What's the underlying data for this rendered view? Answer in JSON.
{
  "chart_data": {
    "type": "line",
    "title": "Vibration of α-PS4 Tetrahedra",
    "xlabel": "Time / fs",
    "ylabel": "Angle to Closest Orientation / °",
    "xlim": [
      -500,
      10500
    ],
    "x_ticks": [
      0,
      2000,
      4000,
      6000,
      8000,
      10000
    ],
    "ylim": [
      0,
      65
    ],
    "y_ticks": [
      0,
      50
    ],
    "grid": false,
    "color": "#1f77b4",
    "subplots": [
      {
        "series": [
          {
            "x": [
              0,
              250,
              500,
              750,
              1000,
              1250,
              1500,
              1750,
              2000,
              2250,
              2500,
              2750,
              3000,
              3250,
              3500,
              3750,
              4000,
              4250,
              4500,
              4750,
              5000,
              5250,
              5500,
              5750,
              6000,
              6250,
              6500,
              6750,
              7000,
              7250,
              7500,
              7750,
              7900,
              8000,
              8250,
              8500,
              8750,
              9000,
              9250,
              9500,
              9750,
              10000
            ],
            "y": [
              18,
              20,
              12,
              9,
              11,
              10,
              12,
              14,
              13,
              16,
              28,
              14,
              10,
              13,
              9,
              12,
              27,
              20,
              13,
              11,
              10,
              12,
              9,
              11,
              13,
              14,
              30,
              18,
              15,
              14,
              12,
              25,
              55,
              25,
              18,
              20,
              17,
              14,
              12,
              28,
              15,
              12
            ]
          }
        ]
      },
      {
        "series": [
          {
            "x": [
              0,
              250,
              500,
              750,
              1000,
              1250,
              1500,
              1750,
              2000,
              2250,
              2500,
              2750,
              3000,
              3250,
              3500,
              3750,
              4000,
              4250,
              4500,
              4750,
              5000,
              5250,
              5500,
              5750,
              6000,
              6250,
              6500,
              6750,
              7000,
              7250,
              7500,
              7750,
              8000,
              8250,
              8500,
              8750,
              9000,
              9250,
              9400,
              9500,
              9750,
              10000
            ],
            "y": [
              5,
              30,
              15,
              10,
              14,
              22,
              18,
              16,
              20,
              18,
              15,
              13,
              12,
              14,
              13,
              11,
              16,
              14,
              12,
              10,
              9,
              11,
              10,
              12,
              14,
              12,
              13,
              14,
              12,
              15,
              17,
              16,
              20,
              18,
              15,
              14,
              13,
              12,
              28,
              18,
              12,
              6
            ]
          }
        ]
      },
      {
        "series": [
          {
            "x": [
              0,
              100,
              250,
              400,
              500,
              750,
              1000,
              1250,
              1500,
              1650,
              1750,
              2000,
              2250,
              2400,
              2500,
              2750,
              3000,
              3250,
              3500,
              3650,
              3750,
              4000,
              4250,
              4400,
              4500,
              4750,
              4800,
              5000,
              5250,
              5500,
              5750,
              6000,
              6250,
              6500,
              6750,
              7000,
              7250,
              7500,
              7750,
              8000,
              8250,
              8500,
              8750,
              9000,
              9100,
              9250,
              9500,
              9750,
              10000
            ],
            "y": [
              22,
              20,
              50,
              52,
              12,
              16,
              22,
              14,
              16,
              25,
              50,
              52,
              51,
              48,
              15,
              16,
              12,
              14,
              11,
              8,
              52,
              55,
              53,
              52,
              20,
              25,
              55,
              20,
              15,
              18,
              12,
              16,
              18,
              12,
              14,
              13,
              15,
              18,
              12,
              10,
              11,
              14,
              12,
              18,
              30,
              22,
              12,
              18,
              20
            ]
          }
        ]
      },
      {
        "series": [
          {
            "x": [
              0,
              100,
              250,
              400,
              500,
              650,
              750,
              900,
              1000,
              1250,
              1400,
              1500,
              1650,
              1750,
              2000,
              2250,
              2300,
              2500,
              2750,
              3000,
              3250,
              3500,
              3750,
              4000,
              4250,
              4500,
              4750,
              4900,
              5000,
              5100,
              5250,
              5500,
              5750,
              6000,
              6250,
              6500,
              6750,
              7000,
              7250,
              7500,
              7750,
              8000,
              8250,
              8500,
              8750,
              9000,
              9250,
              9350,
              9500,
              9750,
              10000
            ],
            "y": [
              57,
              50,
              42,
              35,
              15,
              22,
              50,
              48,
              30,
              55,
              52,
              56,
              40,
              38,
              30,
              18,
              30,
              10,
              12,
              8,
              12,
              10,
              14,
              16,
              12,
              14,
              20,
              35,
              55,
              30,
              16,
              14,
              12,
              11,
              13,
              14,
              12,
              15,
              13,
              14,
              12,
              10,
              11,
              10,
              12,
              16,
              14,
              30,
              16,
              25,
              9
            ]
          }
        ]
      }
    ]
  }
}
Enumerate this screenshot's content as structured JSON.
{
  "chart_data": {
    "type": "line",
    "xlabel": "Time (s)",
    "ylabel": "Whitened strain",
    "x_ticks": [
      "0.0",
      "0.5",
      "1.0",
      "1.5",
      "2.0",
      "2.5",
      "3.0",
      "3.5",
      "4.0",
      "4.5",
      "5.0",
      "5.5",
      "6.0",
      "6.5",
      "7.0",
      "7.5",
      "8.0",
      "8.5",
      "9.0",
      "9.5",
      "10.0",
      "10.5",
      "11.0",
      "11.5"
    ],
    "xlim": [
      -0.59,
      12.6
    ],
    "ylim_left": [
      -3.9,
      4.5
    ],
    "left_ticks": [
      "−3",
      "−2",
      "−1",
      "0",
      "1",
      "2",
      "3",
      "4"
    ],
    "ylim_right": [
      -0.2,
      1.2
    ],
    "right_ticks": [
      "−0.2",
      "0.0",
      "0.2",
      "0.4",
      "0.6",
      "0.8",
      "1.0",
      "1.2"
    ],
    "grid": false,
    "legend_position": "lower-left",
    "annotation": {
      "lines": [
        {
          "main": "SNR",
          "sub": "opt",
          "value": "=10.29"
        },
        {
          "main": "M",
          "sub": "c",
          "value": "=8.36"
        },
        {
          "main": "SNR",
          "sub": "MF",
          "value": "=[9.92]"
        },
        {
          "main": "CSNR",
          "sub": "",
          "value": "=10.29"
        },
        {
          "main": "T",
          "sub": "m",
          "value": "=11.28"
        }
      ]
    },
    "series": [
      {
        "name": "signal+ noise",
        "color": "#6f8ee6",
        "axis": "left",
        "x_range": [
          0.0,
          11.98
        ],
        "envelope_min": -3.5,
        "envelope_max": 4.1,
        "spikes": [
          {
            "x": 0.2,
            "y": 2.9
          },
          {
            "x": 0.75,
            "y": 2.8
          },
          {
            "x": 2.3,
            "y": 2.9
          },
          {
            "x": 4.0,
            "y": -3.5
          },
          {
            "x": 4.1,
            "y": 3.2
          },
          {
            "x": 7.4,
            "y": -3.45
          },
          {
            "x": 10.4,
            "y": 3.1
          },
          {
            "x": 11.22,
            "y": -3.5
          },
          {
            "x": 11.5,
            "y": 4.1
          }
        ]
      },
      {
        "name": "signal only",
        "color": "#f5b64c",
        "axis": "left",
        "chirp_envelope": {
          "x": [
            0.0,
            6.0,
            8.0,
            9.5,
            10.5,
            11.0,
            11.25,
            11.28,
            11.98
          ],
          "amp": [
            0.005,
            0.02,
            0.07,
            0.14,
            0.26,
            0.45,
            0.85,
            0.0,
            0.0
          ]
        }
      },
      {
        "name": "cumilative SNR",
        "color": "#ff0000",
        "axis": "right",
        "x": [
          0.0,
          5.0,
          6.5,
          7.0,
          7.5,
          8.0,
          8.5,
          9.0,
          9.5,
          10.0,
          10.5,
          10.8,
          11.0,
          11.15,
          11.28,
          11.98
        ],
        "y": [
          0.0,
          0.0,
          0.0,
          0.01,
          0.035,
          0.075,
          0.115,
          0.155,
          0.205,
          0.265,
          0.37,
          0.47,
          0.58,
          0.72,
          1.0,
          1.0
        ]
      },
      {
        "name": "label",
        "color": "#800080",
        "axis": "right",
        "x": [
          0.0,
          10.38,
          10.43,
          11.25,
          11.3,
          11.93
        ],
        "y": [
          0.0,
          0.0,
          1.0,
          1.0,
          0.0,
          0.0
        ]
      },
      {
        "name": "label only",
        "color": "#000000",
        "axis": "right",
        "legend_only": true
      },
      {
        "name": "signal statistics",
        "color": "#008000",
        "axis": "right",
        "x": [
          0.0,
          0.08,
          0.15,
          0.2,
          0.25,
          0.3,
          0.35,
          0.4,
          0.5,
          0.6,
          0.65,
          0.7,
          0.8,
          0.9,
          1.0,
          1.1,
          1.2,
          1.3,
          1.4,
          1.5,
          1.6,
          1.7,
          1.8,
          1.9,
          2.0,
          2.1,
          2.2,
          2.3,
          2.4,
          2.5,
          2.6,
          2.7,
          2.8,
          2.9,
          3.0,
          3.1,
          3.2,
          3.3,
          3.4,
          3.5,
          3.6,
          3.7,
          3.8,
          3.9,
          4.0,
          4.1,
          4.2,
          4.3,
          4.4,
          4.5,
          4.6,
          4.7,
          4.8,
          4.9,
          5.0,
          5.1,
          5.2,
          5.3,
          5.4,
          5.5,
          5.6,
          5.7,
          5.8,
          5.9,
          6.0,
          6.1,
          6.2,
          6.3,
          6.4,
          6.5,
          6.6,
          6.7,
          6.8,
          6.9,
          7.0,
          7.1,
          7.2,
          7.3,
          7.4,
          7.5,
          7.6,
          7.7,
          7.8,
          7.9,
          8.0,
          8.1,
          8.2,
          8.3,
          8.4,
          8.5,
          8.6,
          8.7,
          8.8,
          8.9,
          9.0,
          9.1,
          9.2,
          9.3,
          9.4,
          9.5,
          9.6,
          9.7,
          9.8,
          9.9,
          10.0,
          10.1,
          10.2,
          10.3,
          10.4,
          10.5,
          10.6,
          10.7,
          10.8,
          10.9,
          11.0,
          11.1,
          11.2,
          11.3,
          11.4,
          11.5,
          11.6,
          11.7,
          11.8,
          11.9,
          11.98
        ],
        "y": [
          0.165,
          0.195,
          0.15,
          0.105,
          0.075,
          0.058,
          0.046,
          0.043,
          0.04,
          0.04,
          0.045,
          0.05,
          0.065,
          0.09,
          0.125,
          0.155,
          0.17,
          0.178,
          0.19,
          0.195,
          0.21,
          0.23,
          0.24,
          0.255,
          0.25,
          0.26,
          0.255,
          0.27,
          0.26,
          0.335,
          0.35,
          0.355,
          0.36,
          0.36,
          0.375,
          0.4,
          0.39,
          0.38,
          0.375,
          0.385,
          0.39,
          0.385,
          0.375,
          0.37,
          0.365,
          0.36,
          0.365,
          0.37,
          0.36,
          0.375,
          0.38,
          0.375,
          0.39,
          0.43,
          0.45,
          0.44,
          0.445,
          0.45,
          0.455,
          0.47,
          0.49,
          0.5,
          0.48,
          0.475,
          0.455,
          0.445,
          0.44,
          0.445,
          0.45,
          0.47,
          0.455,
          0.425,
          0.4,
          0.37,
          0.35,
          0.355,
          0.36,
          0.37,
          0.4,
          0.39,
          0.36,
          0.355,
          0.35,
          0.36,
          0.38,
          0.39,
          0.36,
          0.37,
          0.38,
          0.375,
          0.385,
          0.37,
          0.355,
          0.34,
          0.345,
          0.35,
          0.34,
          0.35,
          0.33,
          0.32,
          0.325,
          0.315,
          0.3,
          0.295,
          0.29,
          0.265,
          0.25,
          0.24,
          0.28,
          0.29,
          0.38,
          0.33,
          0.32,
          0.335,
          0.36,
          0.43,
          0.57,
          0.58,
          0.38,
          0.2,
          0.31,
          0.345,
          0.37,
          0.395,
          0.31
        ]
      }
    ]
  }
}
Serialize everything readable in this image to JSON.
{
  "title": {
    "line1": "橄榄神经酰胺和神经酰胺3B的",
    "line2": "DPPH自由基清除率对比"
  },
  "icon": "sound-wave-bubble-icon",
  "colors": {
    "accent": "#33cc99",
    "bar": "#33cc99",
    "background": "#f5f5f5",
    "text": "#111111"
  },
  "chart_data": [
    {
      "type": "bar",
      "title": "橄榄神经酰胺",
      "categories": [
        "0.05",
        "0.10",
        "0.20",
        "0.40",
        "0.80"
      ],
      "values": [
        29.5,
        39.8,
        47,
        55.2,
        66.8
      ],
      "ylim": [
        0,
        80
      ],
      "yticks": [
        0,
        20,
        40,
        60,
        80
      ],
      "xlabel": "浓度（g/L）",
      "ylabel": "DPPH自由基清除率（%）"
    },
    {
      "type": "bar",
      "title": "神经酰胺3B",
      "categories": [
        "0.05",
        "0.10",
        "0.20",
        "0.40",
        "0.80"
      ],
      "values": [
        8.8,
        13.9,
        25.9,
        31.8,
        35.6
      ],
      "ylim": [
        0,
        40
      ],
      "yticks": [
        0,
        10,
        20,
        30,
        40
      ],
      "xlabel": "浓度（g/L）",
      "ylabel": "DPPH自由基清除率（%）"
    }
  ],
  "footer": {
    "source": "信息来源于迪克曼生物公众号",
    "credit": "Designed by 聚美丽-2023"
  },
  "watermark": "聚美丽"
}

────────────────────

Exercise aim - Quote, without any change, each line from the one that contains "Serialize everything readable" through the end of the material.

Result for this exercise -
Serialize everything readable in this image to JSON.
{
  "title": {
    "line1": "橄榄神经酰胺和神经酰胺3B的",
    "line2": "DPPH自由基清除率对比"
  },
  "icon": "sound-wave-bubble-icon",
  "colors": {
    "accent": "#33cc99",
    "bar": "#33cc99",
    "background": "#f5f5f5",
    "text": "#111111"
  },
  "chart_data": [
    {
      "type": "bar",
      "title": "橄榄神经酰胺",
      "categories": [
        "0.05",
        "0.10",
        "0.20",
        "0.40",
        "0.80"
      ],
      "values": [
        29.5,
        39.8,
        47,
        55.2,
        66.8
      ],
      "ylim": [
        0,
        80
      ],
      "yticks": [
        0,
        20,
        40,
        60,
        80
      ],
      "xlabel": "浓度（g/L）",
      "ylabel": "DPPH自由基清除率（%）"
    },
    {
      "type": "bar",
      "title": "神经酰胺3B",
      "categories": [
        "0.05",
        "0.10",
        "0.20",
        "0.40",
        "0.80"
      ],
      "values": [
        8.8,
        13.9,
        25.9,
        31.8,
        35.6
      ],
      "ylim": [
        0,
        40
      ],
      "yticks": [
        0,
        10,
        20,
        30,
        40
      ],
      "xlabel": "浓度（g/L）",
      "ylabel": "DPPH自由基清除率（%）"
    }
  ],
  "footer": {
    "source": "信息来源于迪克曼生物公众号",
    "credit": "Designed by 聚美丽-2023"
  },
  "watermark": "聚美丽"
}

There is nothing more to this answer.